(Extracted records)
- - - - - - -

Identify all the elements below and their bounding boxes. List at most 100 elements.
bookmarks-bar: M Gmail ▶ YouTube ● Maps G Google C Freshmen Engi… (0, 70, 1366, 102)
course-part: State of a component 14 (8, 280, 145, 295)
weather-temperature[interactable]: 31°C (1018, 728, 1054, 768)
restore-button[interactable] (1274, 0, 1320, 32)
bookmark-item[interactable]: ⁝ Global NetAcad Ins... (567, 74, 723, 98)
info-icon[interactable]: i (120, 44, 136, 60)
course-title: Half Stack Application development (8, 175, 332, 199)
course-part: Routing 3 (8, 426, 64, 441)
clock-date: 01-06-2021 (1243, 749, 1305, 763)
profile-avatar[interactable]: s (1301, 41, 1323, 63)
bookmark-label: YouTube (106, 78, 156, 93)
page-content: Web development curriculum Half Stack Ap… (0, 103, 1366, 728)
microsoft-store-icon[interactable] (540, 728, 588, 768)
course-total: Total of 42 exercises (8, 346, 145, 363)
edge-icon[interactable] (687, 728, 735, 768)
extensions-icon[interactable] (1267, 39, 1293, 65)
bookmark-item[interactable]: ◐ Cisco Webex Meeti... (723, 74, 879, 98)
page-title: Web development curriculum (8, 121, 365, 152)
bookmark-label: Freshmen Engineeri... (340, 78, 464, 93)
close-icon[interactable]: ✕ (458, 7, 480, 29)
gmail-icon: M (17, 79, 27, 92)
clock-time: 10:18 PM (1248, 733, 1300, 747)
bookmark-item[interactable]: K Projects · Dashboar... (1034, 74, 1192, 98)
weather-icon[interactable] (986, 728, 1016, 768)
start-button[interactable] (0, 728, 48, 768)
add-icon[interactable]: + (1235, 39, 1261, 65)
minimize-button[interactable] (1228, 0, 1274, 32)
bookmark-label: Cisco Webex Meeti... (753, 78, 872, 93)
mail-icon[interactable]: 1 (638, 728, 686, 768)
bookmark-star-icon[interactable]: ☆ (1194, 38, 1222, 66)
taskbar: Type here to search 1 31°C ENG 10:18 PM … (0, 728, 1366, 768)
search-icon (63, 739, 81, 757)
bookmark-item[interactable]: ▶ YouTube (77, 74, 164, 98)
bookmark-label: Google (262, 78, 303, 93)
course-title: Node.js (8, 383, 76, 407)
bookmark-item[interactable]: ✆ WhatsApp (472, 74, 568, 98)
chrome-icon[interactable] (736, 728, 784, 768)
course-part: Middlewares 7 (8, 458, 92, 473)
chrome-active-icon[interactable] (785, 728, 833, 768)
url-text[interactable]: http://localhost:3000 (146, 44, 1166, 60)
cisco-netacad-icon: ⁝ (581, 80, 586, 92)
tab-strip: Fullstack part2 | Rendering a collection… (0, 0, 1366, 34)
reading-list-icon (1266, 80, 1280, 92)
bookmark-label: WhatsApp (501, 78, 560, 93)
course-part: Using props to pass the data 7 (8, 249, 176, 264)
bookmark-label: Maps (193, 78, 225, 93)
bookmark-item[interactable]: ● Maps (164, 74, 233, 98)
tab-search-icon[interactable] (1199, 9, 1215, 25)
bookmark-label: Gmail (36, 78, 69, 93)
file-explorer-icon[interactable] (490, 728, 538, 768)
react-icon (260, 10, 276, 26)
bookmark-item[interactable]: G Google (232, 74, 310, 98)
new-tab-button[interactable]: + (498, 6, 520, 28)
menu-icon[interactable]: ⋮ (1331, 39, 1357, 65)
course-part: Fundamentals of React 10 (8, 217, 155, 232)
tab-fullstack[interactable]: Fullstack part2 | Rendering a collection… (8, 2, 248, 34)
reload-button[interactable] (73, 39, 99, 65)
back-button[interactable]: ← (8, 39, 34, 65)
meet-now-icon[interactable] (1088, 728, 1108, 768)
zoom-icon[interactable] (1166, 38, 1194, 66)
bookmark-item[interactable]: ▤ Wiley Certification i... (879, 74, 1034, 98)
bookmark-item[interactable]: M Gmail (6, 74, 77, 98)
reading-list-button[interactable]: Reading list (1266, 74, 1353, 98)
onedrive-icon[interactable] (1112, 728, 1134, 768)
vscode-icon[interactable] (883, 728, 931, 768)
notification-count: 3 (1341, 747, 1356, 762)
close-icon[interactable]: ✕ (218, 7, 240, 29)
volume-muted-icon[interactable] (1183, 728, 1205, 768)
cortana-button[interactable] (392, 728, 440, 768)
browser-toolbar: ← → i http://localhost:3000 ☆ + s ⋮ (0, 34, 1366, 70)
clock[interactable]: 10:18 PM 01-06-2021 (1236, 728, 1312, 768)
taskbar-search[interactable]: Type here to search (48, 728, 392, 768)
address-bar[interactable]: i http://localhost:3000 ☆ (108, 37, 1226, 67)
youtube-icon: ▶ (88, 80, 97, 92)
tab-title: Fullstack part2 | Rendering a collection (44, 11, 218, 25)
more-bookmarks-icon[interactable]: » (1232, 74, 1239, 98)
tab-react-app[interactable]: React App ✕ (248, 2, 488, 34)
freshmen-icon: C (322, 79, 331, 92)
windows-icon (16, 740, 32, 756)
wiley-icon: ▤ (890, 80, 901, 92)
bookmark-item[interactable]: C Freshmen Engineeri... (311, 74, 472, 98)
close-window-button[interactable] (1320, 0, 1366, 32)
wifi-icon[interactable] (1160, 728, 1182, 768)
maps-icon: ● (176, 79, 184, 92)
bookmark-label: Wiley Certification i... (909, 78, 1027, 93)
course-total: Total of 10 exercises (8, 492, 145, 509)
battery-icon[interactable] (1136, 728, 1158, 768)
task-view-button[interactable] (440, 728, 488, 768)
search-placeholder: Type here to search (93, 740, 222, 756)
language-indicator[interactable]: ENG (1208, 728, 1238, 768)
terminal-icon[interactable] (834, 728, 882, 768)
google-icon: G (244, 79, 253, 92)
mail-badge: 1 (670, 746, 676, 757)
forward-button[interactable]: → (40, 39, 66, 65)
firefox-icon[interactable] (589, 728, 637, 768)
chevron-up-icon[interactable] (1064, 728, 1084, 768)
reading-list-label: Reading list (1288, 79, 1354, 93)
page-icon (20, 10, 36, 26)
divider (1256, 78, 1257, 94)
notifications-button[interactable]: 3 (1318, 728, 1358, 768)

- - - - - - -

Convert every line of the items above into a JSON list of strings, with one string per line and blank lines omitted.

[
  "Identify all the elements below and their bounding boxes. List at most 100 elements.",
  "bookmarks-bar: M Gmail ▶ YouTube ● Maps G Google C Freshmen Engi… (0, 70, 1366, 102)",
  "course-part: State of a component 14 (8, 280, 145, 295)",
  "weather-temperature[interactable]: 31°C (1018, 728, 1054, 768)",
  "restore-button[interactable] (1274, 0, 1320, 32)",
  "bookmark-item[interactable]: ⁝ Global NetAcad Ins... (567, 74, 723, 98)",
  "info-icon[interactable]: i (120, 44, 136, 60)",
  "course-title: Half Stack Application development (8, 175, 332, 199)",
  "course-part: Routing 3 (8, 426, 64, 441)",
  "clock-date: 01-06-2021 (1243, 749, 1305, 763)",
  "profile-avatar[interactable]: s (1301, 41, 1323, 63)",
  "bookmark-label: YouTube (106, 78, 156, 93)",
  "page-content: Web development curriculum Half Stack Ap… (0, 103, 1366, 728)",
  "microsoft-store-icon[interactable] (540, 728, 588, 768)",
  "course-total: Total of 42 exercises (8, 346, 145, 363)",
  "edge-icon[interactable] (687, 728, 735, 768)",
  "extensions-icon[interactable] (1267, 39, 1293, 65)",
  "bookmark-item[interactable]: ◐ Cisco Webex Meeti... (723, 74, 879, 98)",
  "page-title: Web development curriculum (8, 121, 365, 152)",
  "bookmark-label: Freshmen Engineeri... (340, 78, 464, 93)",
  "close-icon[interactable]: ✕ (458, 7, 480, 29)",
  "gmail-icon: M (17, 79, 27, 92)",
  "clock-time: 10:18 PM (1248, 733, 1300, 747)",
  "bookmark-item[interactable]: K Projects · Dashboar... (1034, 74, 1192, 98)",
  "weather-icon[interactable] (986, 728, 1016, 768)",
  "start-button[interactable] (0, 728, 48, 768)",
  "add-icon[interactable]: + (1235, 39, 1261, 65)",
  "minimize-button[interactable] (1228, 0, 1274, 32)",
  "bookmark-label: Cisco Webex Meeti... (753, 78, 872, 93)",
  "mail-icon[interactable]: 1 (638, 728, 686, 768)",
  "bookmark-star-icon[interactable]: ☆ (1194, 38, 1222, 66)",
  "taskbar: Type here to search 1 31°C ENG 10:18 PM … (0, 728, 1366, 768)",
  "search-icon (63, 739, 81, 757)",
  "bookmark-item[interactable]: ▶ YouTube (77, 74, 164, 98)",
  "bookmark-label: Google (262, 78, 303, 93)",
  "course-title: Node.js (8, 383, 76, 407)",
  "bookmark-item[interactable]: ✆ WhatsApp (472, 74, 568, 98)",
  "chrome-icon[interactable] (736, 728, 784, 768)",
  "course-part: Middlewares 7 (8, 458, 92, 473)",
  "chrome-active-icon[interactable] (785, 728, 833, 768)",
  "url-text[interactable]: http://localhost:3000 (146, 44, 1166, 60)",
  "cisco-netacad-icon: ⁝ (581, 80, 586, 92)",
  "tab-strip: Fullstack part2 | Rendering a collection… (0, 0, 1366, 34)",
  "reading-list-icon (1266, 80, 1280, 92)",
  "bookmark-label: WhatsApp (501, 78, 560, 93)",
  "course-part: Using props to pass the data 7 (8, 249, 176, 264)",
  "bookmark-label: Maps (193, 78, 225, 93)",
  "bookmark-item[interactable]: ● Maps (164, 74, 233, 98)",
  "tab-search-icon[interactable] (1199, 9, 1215, 25)",
  "bookmark-label: Gmail (36, 78, 69, 93)",
  "file-explorer-icon[interactable] (490, 728, 538, 768)",
  "react-icon (260, 10, 276, 26)",
  "bookmark-item[interactable]: G Google (232, 74, 310, 98)",
  "new-tab-button[interactable]: + (498, 6, 520, 28)",
  "menu-icon[interactable]: ⋮ (1331, 39, 1357, 65)",
  "course-part: Fundamentals of React 10 (8, 217, 155, 232)",
  "tab-fullstack[interactable]: Fullstack part2 | Rendering a collection… (8, 2, 248, 34)",
  "reload-button[interactable] (73, 39, 99, 65)",
  "back-button[interactable]: ← (8, 39, 34, 65)",
  "meet-now-icon[interactable] (1088, 728, 1108, 768)",
  "zoom-icon[interactable] (1166, 38, 1194, 66)",
  "bookmark-item[interactable]: ▤ Wiley Certification i... (879, 74, 1034, 98)",
  "bookmark-item[interactable]: M Gmail (6, 74, 77, 98)",
  "reading-list-button[interactable]: Reading list (1266, 74, 1353, 98)",
  "onedrive-icon[interactable] (1112, 728, 1134, 768)",
  "vscode-icon[interactable] (883, 728, 931, 768)",
  "notification-count: 3 (1341, 747, 1356, 762)",
  "close-icon[interactable]: ✕ (218, 7, 240, 29)",
  "volume-muted-icon[interactable] (1183, 728, 1205, 768)",
  "cortana-button[interactable] (392, 728, 440, 768)",
  "browser-toolbar: ← → i http://localhost:3000 ☆ + s ⋮ (0, 34, 1366, 70)",
  "clock[interactable]: 10:18 PM 01-06-2021 (1236, 728, 1312, 768)",
  "taskbar-search[interactable]: Type here to search (48, 728, 392, 768)",
  "address-bar[interactable]: i http://localhost:3000 ☆ (108, 37, 1226, 67)",
  "youtube-icon: ▶ (88, 80, 97, 92)",
  "tab-title: Fullstack part2 | Rendering a collection (44, 11, 218, 25)",
  "more-bookmarks-icon[interactable]: » (1232, 74, 1239, 98)",
  "tab-react-app[interactable]: React App ✕ (248, 2, 488, 34)",
  "freshmen-icon: C (322, 79, 331, 92)",
  "windows-icon (16, 740, 32, 756)",
  "wiley-icon: ▤ (890, 80, 901, 92)",
  "bookmark-item[interactable]: C Freshmen Engineeri... (311, 74, 472, 98)",
  "close-window-button[interactable] (1320, 0, 1366, 32)",
  "wifi-icon[interactable] (1160, 728, 1182, 768)",
  "maps-icon: ● (176, 79, 184, 92)",
  "bookmark-label: Wiley Certification i... (909, 78, 1027, 93)",
  "course-total: Total of 10 exercises (8, 492, 145, 509)",
  "battery-icon[interactable] (1136, 728, 1158, 768)",
  "task-view-button[interactable] (440, 728, 488, 768)",
  "search-placeholder: Type here to search (93, 740, 222, 756)",
  "language-indicator[interactable]: ENG (1208, 728, 1238, 768)",
  "terminal-icon[interactable] (834, 728, 882, 768)",
  "google-icon: G (244, 79, 253, 92)",
  "mail-badge: 1 (670, 746, 676, 757)",
  "forward-button[interactable]: → (40, 39, 66, 65)",
  "firefox-icon[interactable] (589, 728, 637, 768)",
  "chevron-up-icon[interactable] (1064, 728, 1084, 768)",
  "reading-list-label: Reading list (1288, 79, 1354, 93)",
  "page-icon (20, 10, 36, 26)",
  "divider (1256, 78, 1257, 94)",
  "notifications-button[interactable]: 3 (1318, 728, 1358, 768)"
]